[Data listing]
════

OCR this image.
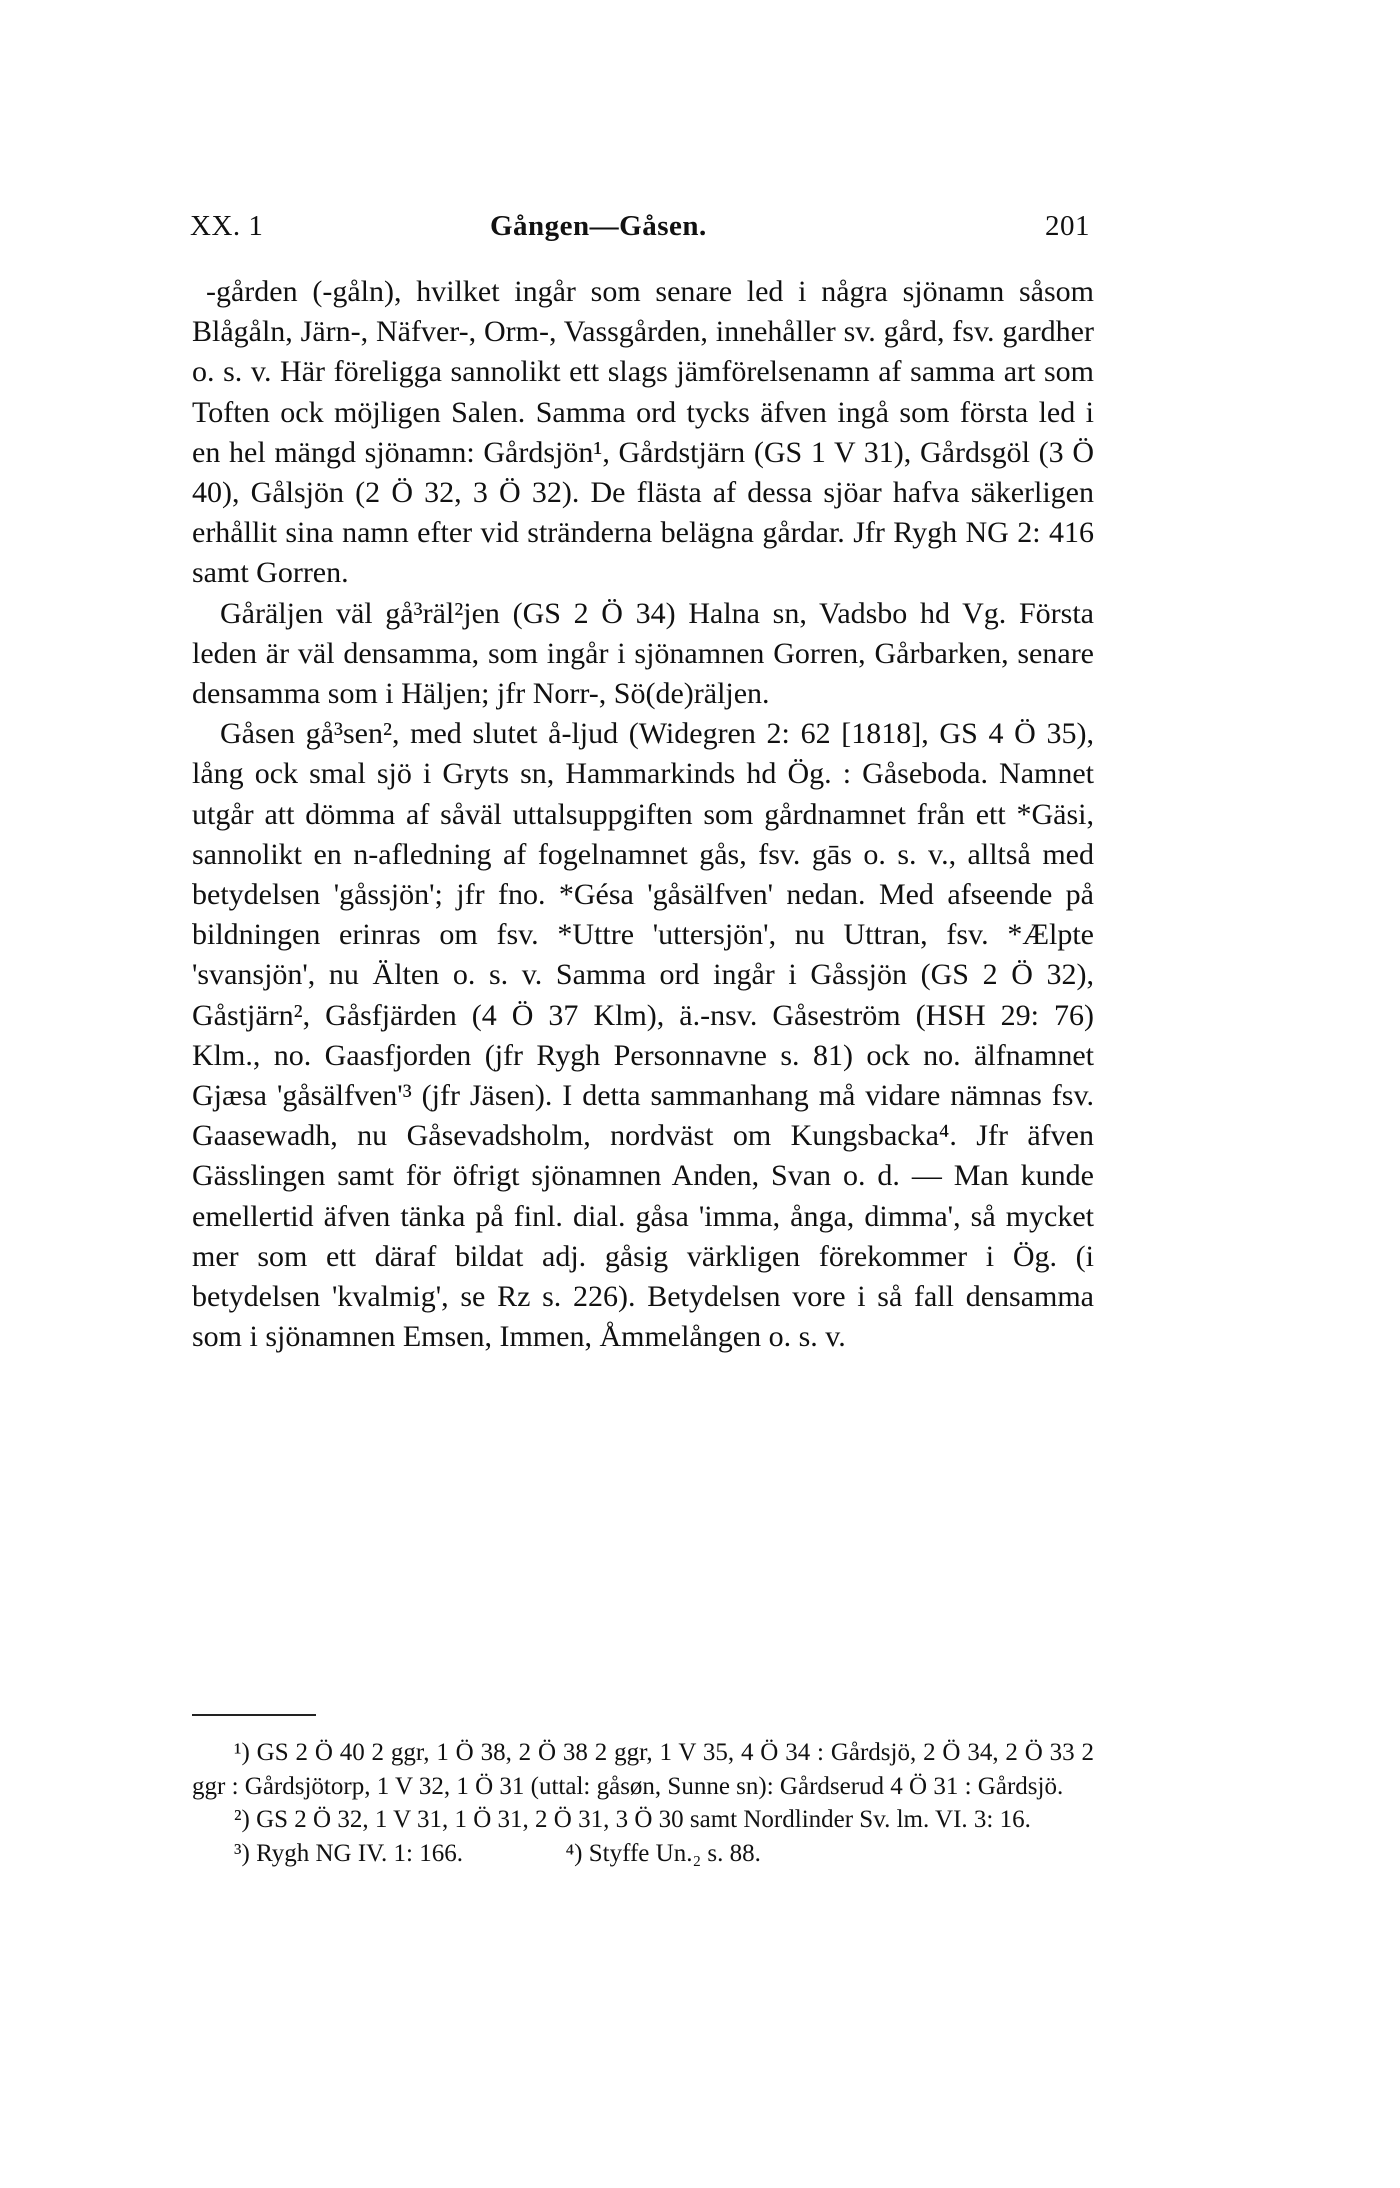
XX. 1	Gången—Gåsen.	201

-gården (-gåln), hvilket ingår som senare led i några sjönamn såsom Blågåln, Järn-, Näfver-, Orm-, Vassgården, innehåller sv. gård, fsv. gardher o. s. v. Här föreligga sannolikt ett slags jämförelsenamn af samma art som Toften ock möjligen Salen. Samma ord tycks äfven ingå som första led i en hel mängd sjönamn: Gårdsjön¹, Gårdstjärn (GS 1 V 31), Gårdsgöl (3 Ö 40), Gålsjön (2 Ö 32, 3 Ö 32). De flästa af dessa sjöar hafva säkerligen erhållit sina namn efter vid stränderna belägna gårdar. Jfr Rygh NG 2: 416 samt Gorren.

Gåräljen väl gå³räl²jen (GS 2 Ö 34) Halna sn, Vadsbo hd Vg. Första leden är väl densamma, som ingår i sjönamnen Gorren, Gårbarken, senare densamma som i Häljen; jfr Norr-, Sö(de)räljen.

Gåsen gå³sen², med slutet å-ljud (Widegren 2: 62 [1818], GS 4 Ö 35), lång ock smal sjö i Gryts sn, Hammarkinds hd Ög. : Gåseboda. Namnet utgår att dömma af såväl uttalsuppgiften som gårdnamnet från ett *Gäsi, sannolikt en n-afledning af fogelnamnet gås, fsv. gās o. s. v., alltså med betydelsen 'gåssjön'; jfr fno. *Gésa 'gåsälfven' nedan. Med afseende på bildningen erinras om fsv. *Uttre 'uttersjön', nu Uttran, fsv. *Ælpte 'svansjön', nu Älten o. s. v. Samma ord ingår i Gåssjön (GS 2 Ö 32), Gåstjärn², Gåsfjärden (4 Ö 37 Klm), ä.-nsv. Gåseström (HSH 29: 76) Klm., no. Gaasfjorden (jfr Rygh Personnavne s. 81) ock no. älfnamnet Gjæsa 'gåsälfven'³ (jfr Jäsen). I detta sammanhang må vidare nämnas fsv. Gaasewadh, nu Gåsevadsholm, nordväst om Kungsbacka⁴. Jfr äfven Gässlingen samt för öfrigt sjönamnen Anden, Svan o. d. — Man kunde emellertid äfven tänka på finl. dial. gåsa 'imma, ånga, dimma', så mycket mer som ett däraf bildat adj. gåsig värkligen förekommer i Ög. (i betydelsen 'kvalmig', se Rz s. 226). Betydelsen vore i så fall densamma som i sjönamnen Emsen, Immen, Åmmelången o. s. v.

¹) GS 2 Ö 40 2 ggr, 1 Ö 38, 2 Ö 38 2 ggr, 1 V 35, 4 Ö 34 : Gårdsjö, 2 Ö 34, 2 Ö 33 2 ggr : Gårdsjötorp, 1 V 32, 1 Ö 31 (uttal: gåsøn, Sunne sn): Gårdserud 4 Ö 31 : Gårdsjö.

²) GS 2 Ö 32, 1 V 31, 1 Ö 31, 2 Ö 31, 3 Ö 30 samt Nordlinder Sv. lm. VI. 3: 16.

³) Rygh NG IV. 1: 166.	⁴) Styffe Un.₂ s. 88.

════

EXERCISE: Transcribe the material exactly, and leave out whatever pictures it holds.

TASK SOLUTION:
OCR this image.
XX. 1	Gången—Gåsen.	201

-gården (-gåln), hvilket ingår som senare led i några sjönamn såsom Blågåln, Järn-, Näfver-, Orm-, Vassgården, innehåller sv. gård, fsv. gardher o. s. v. Här föreligga sannolikt ett slags jämförelsenamn af samma art som Toften ock möjligen Salen. Samma ord tycks äfven ingå som första led i en hel mängd sjönamn: Gårdsjön¹, Gårdstjärn (GS 1 V 31), Gårdsgöl (3 Ö 40), Gålsjön (2 Ö 32, 3 Ö 32). De flästa af dessa sjöar hafva säkerligen erhållit sina namn efter vid stränderna belägna gårdar. Jfr Rygh NG 2: 416 samt Gorren.

Gåräljen väl gå³räl²jen (GS 2 Ö 34) Halna sn, Vadsbo hd Vg. Första leden är väl densamma, som ingår i sjönamnen Gorren, Gårbarken, senare densamma som i Häljen; jfr Norr-, Sö(de)räljen.

Gåsen gå³sen², med slutet å-ljud (Widegren 2: 62 [1818], GS 4 Ö 35), lång ock smal sjö i Gryts sn, Hammarkinds hd Ög. : Gåseboda. Namnet utgår att dömma af såväl uttalsuppgiften som gårdnamnet från ett *Gäsi, sannolikt en n-afledning af fogelnamnet gås, fsv. gās o. s. v., alltså med betydelsen 'gåssjön'; jfr fno. *Gésa 'gåsälfven' nedan. Med afseende på bildningen erinras om fsv. *Uttre 'uttersjön', nu Uttran, fsv. *Ælpte 'svansjön', nu Älten o. s. v. Samma ord ingår i Gåssjön (GS 2 Ö 32), Gåstjärn², Gåsfjärden (4 Ö 37 Klm), ä.-nsv. Gåseström (HSH 29: 76) Klm., no. Gaasfjorden (jfr Rygh Personnavne s. 81) ock no. älfnamnet Gjæsa 'gåsälfven'³ (jfr Jäsen). I detta sammanhang må vidare nämnas fsv. Gaasewadh, nu Gåsevadsholm, nordväst om Kungsbacka⁴. Jfr äfven Gässlingen samt för öfrigt sjönamnen Anden, Svan o. d. — Man kunde emellertid äfven tänka på finl. dial. gåsa 'imma, ånga, dimma', så mycket mer som ett däraf bildat adj. gåsig värkligen förekommer i Ög. (i betydelsen 'kvalmig', se Rz s. 226). Betydelsen vore i så fall densamma som i sjönamnen Emsen, Immen, Åmmelången o. s. v.

¹) GS 2 Ö 40 2 ggr, 1 Ö 38, 2 Ö 38 2 ggr, 1 V 35, 4 Ö 34 : Gårdsjö, 2 Ö 34, 2 Ö 33 2 ggr : Gårdsjötorp, 1 V 32, 1 Ö 31 (uttal: gåsøn, Sunne sn): Gårdserud 4 Ö 31 : Gårdsjö.

²) GS 2 Ö 32, 1 V 31, 1 Ö 31, 2 Ö 31, 3 Ö 30 samt Nordlinder Sv. lm. VI. 3: 16.

³) Rygh NG IV. 1: 166.	⁴) Styffe Un.₂ s. 88.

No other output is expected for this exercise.